Extracted data entries
>>>

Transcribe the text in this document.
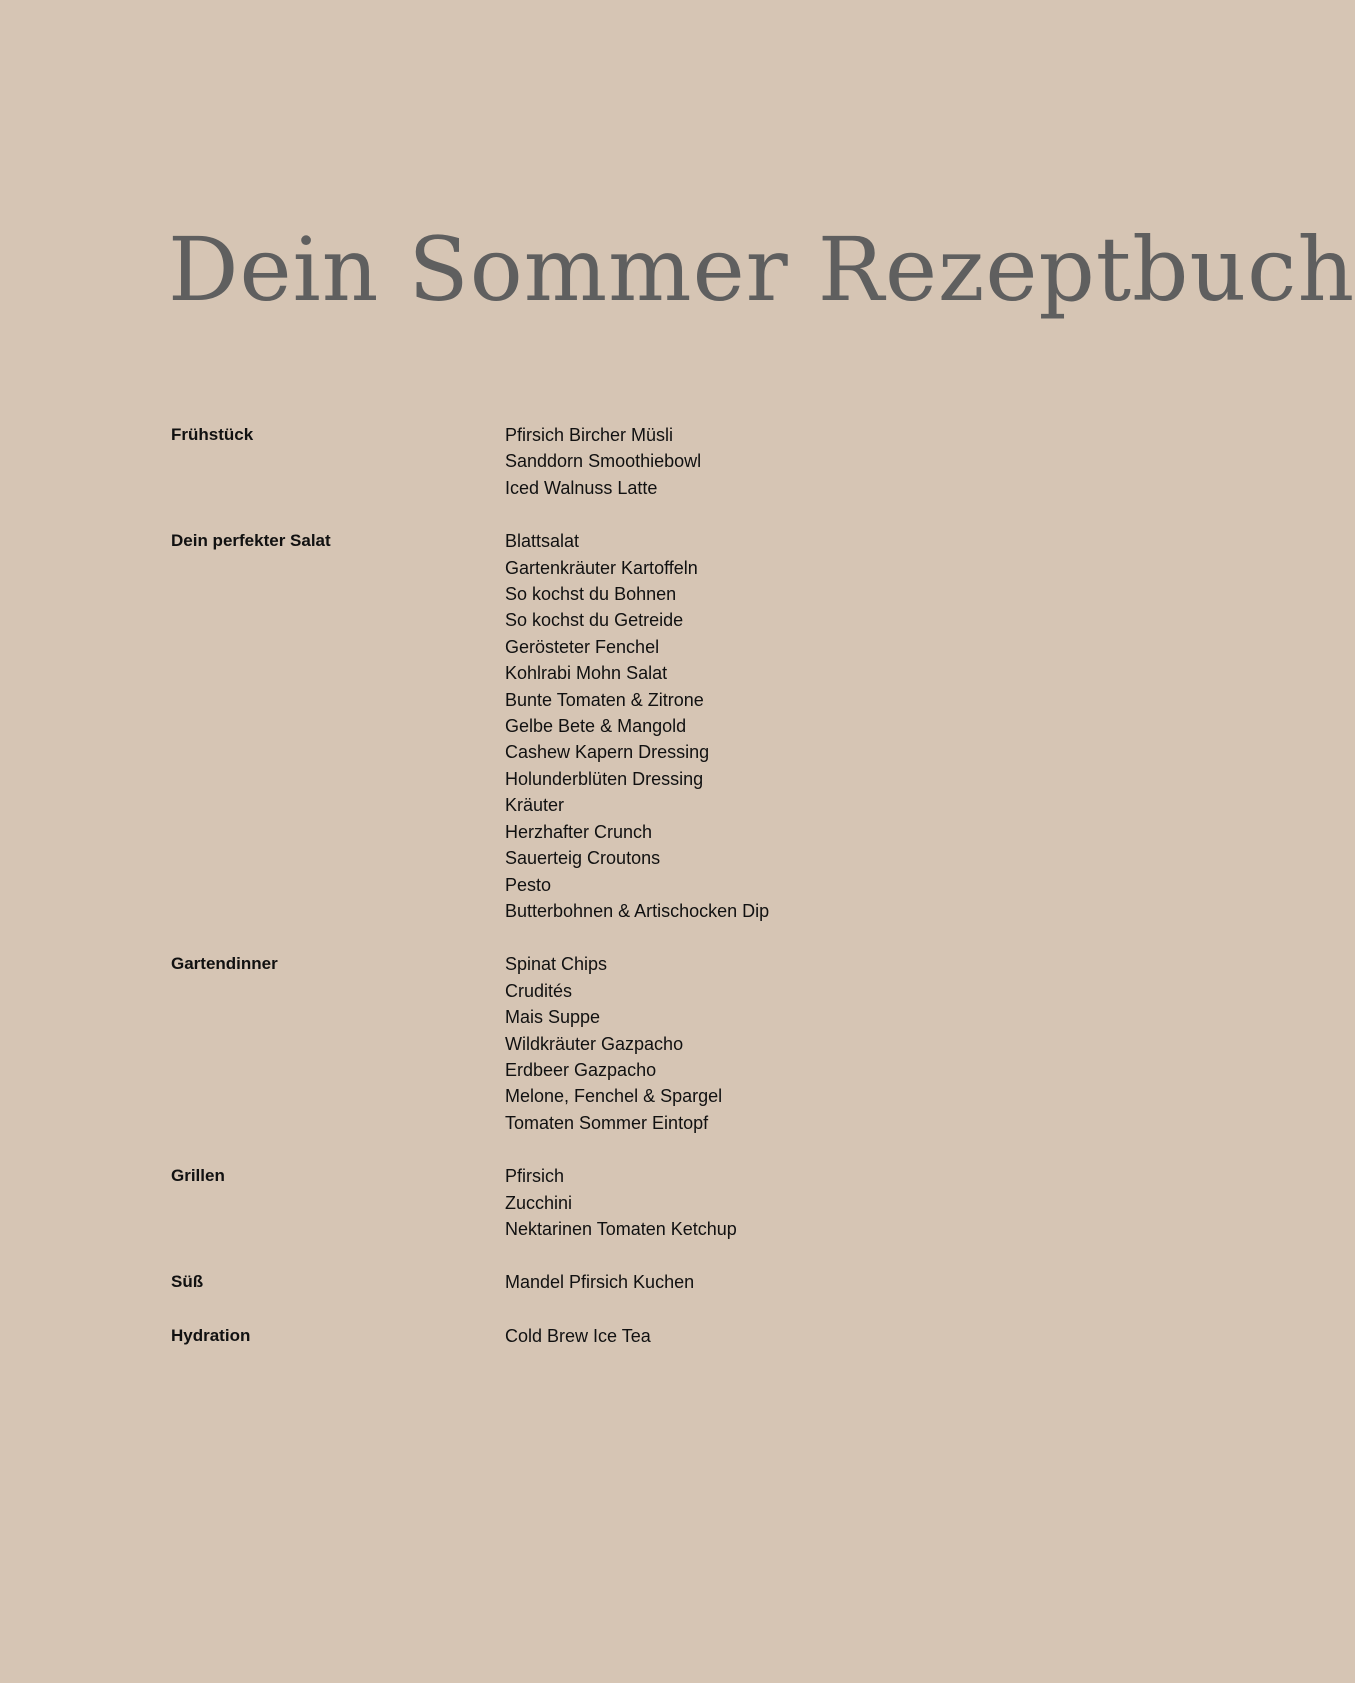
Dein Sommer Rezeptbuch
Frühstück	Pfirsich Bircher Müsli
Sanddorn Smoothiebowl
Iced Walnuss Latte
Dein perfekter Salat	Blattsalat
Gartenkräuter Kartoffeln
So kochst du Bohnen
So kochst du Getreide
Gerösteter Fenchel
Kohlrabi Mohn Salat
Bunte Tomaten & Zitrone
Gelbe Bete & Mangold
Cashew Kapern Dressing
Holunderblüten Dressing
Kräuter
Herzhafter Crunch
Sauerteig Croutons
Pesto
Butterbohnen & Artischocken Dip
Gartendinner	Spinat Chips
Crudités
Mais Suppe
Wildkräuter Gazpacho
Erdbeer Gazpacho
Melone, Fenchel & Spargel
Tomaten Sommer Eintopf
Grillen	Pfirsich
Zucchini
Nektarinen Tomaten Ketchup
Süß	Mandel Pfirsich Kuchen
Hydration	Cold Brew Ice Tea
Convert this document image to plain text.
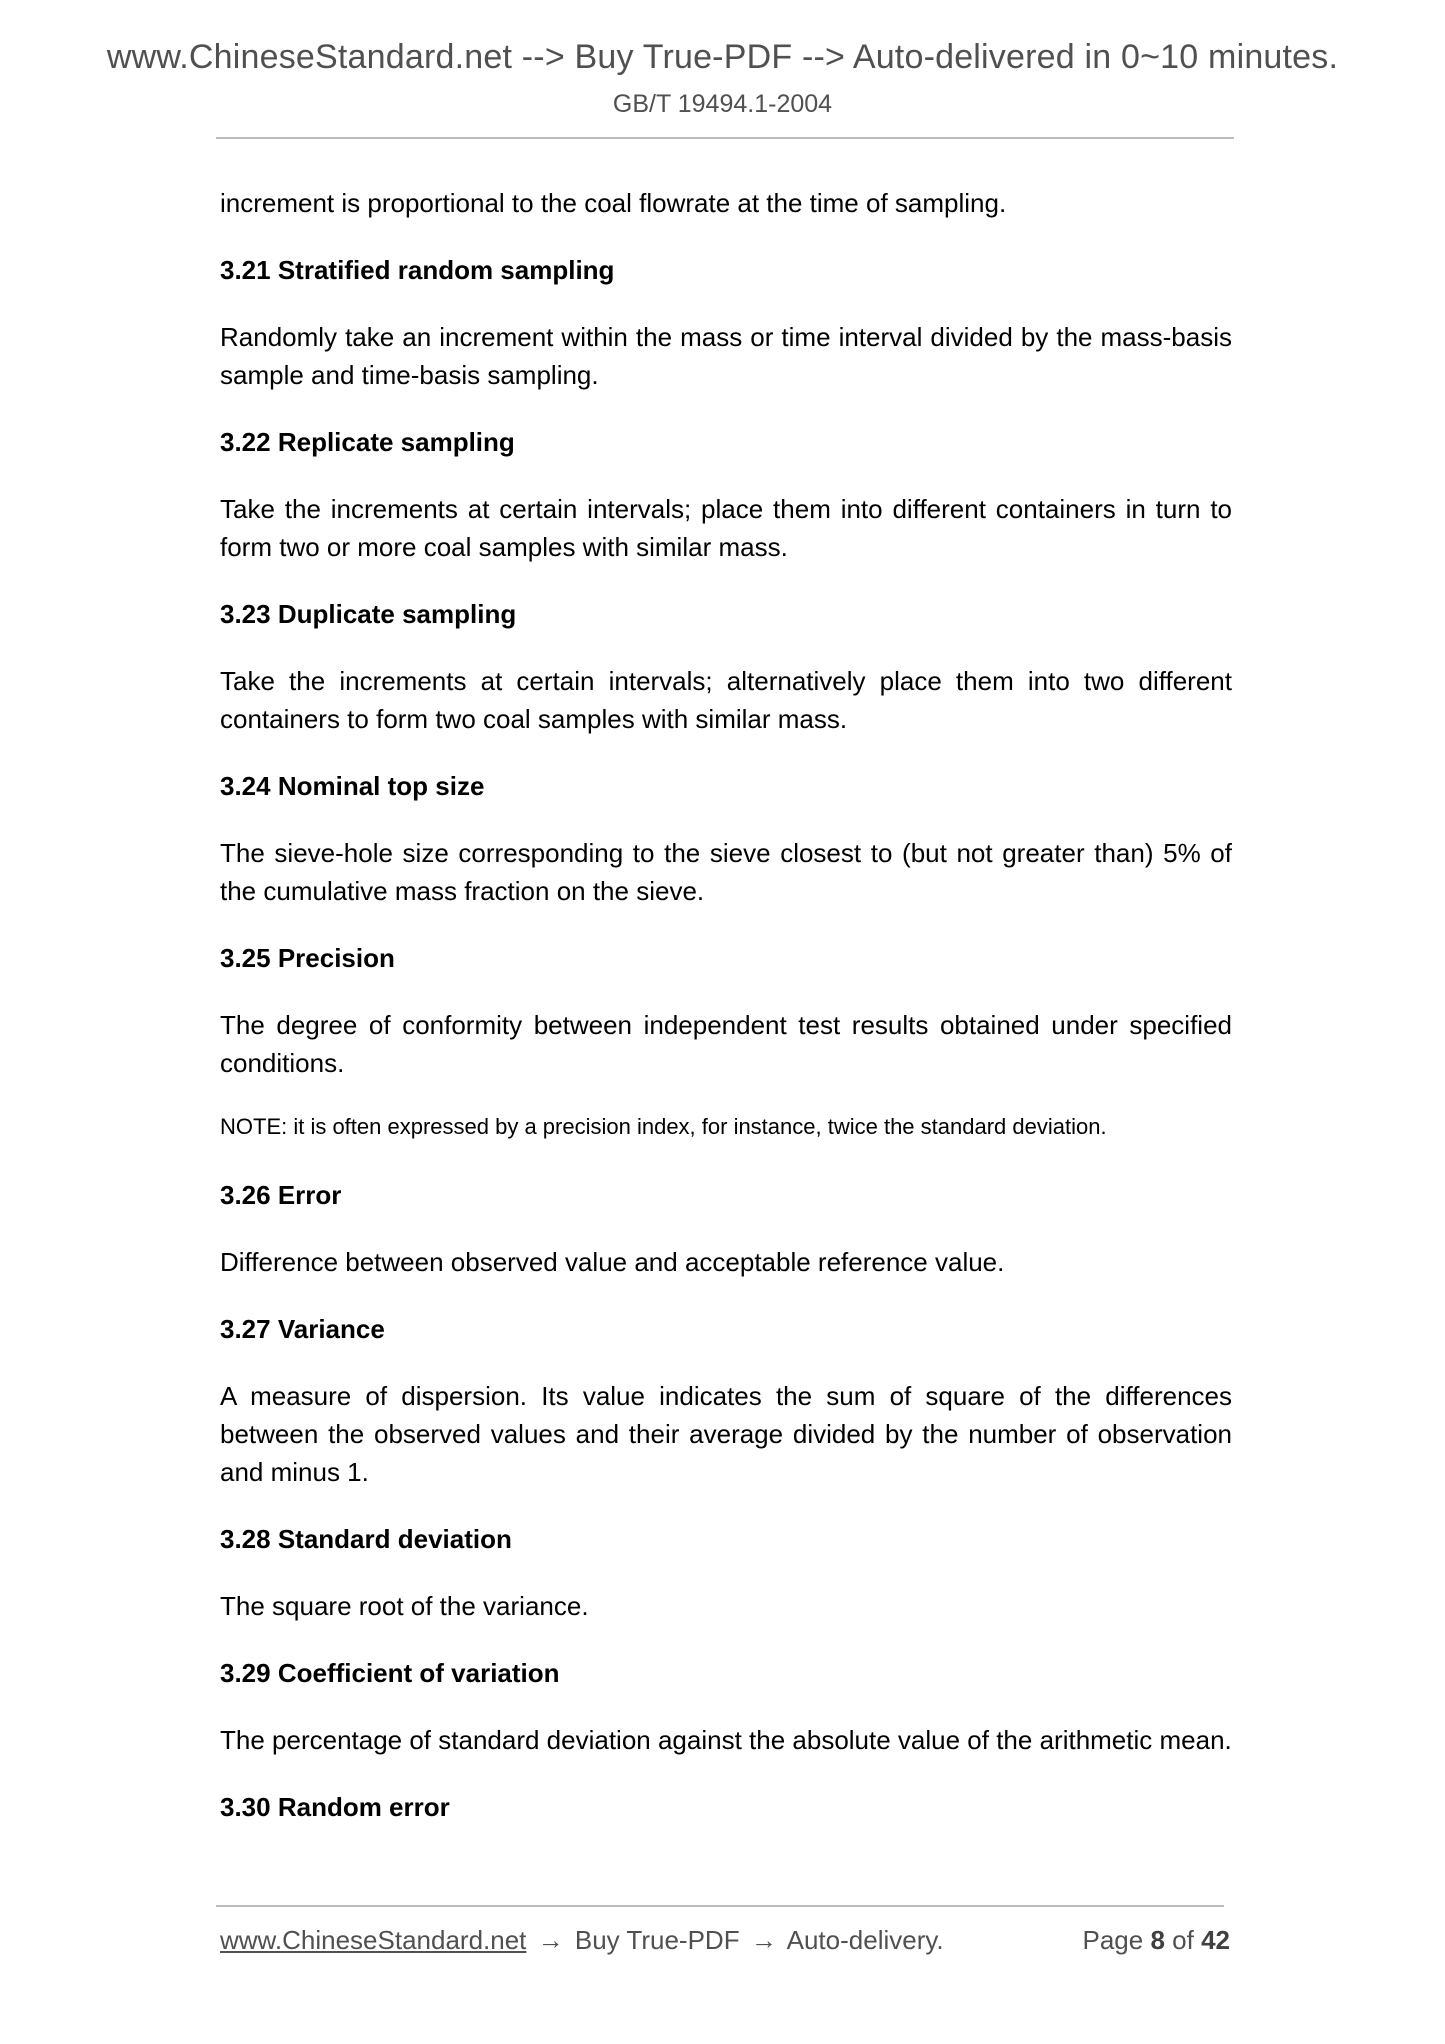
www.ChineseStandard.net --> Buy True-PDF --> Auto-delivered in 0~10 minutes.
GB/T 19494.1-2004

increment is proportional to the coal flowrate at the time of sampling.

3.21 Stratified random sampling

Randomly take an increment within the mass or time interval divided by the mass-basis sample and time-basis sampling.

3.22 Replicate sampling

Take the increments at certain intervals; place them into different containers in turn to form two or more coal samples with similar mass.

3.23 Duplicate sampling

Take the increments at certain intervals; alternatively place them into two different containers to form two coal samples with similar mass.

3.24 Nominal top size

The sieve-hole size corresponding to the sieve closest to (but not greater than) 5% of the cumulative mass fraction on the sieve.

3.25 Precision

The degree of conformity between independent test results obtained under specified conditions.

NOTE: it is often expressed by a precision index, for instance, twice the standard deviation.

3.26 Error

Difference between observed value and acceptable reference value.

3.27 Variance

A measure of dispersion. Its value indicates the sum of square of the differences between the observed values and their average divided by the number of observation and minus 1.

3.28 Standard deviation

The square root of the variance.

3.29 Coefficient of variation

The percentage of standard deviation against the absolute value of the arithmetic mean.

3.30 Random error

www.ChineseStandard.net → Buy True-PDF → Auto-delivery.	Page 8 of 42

<<<

Quote the listing above in full, except for the pictures.

Transcribe the text in this document.
Dein Sommer Rezeptbuch
Frühstück	Pfirsich Bircher Müsli
Sanddorn Smoothiebowl
Iced Walnuss Latte
Dein perfekter Salat	Blattsalat
Gartenkräuter Kartoffeln
So kochst du Bohnen
So kochst du Getreide
Gerösteter Fenchel
Kohlrabi Mohn Salat
Bunte Tomaten & Zitrone
Gelbe Bete & Mangold
Cashew Kapern Dressing
Holunderblüten Dressing
Kräuter
Herzhafter Crunch
Sauerteig Croutons
Pesto
Butterbohnen & Artischocken Dip
Gartendinner	Spinat Chips
Crudités
Mais Suppe
Wildkräuter Gazpacho
Erdbeer Gazpacho
Melone, Fenchel & Spargel
Tomaten Sommer Eintopf
Grillen	Pfirsich
Zucchini
Nektarinen Tomaten Ketchup
Süß	Mandel Pfirsich Kuchen
Hydration	Cold Brew Ice Tea
Convert this document image to plain text.
www.ChineseStandard.net --> Buy True-PDF --> Auto-delivered in 0~10 minutes.
GB/T 19494.1-2004

increment is proportional to the coal flowrate at the time of sampling.

3.21 Stratified random sampling

Randomly take an increment within the mass or time interval divided by the mass-basis sample and time-basis sampling.

3.22 Replicate sampling

Take the increments at certain intervals; place them into different containers in turn to form two or more coal samples with similar mass.

3.23 Duplicate sampling

Take the increments at certain intervals; alternatively place them into two different containers to form two coal samples with similar mass.

3.24 Nominal top size

The sieve-hole size corresponding to the sieve closest to (but not greater than) 5% of the cumulative mass fraction on the sieve.

3.25 Precision

The degree of conformity between independent test results obtained under specified conditions.

NOTE: it is often expressed by a precision index, for instance, twice the standard deviation.

3.26 Error

Difference between observed value and acceptable reference value.

3.27 Variance

A measure of dispersion. Its value indicates the sum of square of the differences between the observed values and their average divided by the number of observation and minus 1.

3.28 Standard deviation

The square root of the variance.

3.29 Coefficient of variation

The percentage of standard deviation against the absolute value of the arithmetic mean.

3.30 Random error

www.ChineseStandard.net → Buy True-PDF → Auto-delivery.	Page 8 of 42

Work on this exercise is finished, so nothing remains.